_DATASET ROWS:_
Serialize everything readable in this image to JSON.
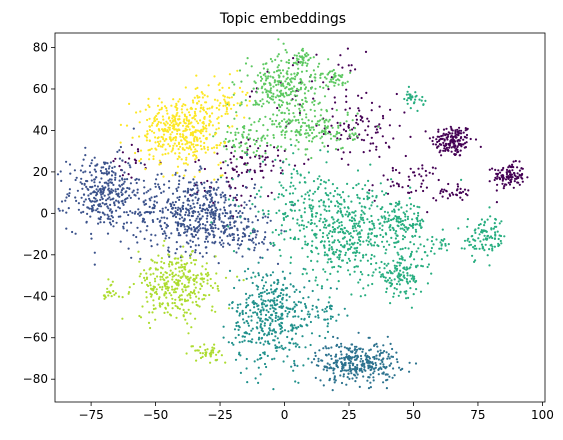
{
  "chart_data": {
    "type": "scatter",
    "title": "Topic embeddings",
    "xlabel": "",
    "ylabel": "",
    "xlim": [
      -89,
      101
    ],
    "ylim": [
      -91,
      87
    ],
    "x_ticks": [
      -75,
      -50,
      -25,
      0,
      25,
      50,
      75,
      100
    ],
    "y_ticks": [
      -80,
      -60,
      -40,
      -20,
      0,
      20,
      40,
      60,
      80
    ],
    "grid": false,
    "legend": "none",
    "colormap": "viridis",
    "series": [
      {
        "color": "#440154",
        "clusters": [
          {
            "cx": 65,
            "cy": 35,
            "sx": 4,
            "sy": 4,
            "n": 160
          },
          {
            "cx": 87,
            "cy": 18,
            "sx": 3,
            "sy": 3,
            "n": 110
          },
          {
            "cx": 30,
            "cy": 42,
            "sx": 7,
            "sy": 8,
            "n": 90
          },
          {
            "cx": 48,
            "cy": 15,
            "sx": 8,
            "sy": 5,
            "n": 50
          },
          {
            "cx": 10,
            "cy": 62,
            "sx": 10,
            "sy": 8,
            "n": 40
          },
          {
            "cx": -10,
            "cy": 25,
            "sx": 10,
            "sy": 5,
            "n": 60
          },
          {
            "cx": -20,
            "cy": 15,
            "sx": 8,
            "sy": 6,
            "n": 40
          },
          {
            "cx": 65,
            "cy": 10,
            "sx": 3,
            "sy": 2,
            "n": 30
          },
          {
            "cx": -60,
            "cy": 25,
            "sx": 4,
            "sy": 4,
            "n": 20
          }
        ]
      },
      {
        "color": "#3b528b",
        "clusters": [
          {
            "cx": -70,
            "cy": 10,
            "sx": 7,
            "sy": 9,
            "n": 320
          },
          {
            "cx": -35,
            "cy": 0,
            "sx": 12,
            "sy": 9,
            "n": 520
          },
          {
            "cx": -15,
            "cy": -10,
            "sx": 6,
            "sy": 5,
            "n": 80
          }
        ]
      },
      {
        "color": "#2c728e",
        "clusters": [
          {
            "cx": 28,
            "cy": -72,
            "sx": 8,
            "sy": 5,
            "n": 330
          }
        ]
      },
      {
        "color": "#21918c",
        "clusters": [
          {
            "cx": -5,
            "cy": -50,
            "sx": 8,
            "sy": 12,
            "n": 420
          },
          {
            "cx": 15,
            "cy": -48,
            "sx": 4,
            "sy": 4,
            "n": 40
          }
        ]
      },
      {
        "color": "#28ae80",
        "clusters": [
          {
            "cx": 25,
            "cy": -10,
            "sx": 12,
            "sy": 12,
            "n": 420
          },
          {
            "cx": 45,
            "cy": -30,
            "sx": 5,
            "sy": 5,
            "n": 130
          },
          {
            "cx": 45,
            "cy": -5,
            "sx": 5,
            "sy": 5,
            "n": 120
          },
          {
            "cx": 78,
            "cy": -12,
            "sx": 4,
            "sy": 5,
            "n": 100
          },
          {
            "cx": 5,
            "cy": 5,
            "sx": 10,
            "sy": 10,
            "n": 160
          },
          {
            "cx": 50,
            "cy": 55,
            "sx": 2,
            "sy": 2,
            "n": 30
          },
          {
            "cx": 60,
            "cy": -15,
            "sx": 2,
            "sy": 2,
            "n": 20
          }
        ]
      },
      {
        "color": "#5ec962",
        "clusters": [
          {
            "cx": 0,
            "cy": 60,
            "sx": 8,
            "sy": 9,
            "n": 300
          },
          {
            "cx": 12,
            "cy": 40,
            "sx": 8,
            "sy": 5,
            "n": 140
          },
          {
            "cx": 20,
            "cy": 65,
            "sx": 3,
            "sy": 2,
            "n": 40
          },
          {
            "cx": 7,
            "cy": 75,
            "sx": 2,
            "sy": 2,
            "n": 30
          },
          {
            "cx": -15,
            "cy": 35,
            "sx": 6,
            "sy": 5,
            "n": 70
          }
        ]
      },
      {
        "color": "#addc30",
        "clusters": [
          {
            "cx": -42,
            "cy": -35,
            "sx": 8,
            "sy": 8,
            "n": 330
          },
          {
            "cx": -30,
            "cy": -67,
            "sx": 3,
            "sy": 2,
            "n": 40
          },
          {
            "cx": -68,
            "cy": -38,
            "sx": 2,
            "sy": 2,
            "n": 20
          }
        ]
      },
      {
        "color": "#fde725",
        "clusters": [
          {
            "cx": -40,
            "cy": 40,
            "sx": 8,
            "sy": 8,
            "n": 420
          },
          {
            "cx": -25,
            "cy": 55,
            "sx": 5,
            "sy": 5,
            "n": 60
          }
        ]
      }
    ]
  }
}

--

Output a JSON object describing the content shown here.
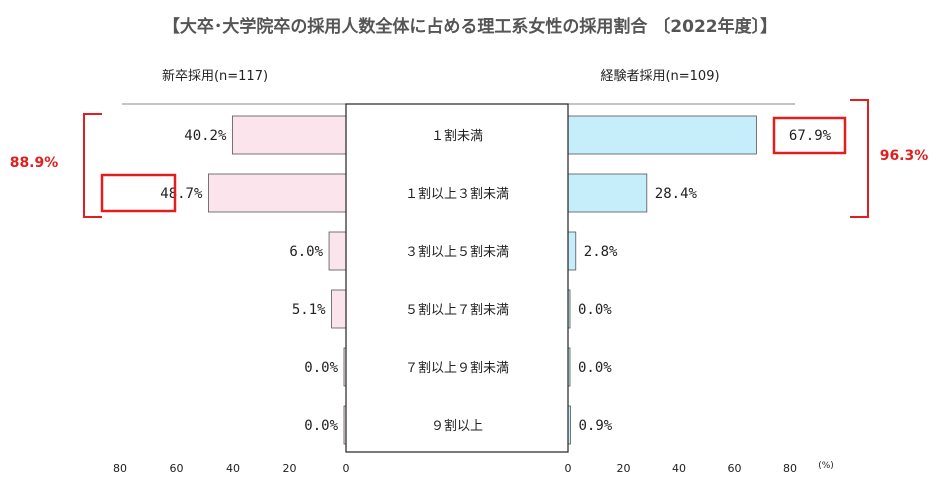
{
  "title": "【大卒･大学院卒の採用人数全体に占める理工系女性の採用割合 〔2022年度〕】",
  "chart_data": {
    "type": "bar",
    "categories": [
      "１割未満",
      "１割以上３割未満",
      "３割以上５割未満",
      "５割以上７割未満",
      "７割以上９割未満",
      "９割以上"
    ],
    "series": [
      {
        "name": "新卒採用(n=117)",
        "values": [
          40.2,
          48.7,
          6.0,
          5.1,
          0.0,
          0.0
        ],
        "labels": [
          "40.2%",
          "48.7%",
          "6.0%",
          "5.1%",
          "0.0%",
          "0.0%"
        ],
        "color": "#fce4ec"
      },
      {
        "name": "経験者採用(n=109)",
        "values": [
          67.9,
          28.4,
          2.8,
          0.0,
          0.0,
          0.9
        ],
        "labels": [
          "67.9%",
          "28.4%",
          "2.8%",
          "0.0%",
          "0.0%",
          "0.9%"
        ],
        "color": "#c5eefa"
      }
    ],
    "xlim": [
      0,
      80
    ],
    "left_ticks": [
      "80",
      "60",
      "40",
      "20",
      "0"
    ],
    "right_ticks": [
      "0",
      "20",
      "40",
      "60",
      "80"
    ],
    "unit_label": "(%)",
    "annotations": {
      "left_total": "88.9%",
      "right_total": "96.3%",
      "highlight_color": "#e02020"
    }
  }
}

...

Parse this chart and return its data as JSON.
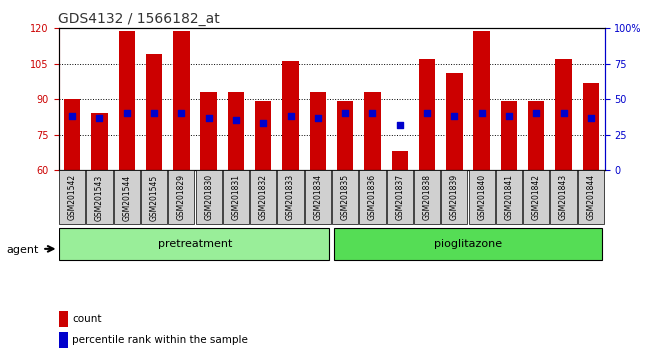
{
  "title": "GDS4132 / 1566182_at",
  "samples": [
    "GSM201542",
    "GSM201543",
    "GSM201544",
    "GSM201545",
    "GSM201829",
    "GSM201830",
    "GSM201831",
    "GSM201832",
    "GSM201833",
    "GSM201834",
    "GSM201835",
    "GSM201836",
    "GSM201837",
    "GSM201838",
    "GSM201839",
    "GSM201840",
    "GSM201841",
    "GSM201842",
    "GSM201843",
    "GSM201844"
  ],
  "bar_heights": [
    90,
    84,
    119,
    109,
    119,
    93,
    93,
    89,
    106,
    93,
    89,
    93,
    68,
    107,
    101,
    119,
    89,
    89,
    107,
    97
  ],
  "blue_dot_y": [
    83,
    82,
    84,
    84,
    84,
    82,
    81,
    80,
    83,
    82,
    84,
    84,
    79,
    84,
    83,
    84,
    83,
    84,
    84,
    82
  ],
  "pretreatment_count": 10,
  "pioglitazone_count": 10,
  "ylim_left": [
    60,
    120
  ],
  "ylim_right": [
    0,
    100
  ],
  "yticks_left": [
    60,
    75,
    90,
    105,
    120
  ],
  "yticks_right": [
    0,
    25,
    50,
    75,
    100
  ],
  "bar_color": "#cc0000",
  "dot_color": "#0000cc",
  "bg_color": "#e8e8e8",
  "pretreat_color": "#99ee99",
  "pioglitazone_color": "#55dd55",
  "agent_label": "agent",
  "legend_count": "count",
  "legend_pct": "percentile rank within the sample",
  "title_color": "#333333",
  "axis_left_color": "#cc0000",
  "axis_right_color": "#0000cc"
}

_DIRECTION:_
Identify and extract each line of the listing that contains "JSON".

_ANSWER TO THIS EXERCISE:_
Serialize everything readable in this image to JSON.
Output a JSON object describing the content shown here.
Parse this chart and return its data as JSON.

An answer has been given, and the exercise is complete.